++++ Records for the task

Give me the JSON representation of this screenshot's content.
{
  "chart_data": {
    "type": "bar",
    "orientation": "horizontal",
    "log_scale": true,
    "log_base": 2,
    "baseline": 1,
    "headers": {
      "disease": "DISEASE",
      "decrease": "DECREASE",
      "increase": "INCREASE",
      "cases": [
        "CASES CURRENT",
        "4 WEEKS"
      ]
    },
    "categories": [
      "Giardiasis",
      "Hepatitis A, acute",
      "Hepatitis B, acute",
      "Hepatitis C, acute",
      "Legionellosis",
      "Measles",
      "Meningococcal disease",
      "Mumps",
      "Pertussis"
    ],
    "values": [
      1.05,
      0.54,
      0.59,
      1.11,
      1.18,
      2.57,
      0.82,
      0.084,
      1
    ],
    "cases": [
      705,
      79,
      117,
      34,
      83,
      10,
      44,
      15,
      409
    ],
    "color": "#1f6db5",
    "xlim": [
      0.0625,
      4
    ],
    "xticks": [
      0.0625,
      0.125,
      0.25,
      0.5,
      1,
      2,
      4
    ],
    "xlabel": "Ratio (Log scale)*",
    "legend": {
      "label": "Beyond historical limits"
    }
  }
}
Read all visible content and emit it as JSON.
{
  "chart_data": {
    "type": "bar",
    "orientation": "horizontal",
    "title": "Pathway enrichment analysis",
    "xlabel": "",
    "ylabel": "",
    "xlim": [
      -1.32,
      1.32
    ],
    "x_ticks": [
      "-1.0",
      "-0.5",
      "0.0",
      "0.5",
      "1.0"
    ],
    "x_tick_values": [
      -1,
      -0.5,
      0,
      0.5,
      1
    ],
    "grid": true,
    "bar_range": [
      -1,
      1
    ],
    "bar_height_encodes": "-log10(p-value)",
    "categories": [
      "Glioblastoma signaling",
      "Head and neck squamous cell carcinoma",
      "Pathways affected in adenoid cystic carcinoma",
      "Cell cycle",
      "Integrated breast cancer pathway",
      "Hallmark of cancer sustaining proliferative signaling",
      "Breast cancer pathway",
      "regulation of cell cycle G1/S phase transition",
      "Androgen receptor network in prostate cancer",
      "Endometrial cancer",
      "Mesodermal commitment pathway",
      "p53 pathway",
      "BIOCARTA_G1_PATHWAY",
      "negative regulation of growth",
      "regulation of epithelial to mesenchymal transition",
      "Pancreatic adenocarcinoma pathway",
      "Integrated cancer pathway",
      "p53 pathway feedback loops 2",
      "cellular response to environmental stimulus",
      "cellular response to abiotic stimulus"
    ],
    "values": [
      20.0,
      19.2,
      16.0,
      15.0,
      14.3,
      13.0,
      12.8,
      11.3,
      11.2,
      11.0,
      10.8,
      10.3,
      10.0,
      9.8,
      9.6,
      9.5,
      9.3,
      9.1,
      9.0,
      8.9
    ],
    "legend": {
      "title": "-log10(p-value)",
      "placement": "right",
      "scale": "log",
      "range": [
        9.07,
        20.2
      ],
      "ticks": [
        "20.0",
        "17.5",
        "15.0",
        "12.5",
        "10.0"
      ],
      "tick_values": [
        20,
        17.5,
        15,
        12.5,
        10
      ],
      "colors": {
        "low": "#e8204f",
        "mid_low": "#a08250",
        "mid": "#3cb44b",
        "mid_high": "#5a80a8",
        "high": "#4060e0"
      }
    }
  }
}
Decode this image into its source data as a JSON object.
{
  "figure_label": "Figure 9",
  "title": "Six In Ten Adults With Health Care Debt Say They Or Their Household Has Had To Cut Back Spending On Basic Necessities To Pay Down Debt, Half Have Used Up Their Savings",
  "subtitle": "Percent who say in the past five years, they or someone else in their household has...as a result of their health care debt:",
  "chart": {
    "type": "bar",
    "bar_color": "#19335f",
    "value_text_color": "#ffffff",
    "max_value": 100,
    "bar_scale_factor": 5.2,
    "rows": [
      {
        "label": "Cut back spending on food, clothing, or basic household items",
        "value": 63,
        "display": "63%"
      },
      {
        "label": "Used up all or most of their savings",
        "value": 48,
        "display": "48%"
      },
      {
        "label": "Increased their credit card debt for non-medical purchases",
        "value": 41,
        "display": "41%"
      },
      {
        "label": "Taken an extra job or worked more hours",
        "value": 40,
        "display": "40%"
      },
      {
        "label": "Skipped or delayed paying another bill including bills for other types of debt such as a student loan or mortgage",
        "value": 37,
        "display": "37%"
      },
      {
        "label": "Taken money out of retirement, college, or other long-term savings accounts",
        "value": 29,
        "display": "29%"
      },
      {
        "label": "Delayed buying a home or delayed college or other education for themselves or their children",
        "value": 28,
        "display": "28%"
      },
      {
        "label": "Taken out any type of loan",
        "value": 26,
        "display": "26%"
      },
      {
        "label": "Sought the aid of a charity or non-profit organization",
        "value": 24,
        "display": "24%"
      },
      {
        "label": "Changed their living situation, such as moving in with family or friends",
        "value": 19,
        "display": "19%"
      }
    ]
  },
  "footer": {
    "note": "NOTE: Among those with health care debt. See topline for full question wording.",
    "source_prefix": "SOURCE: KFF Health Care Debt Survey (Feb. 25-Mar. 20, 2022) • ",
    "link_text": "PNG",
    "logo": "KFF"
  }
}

++++++++

Your goal. Search the lines above for the string "Integrated", then show every one that has it.

Output.
      "Integrated breast cancer pathway",
      "Integrated cancer pathway",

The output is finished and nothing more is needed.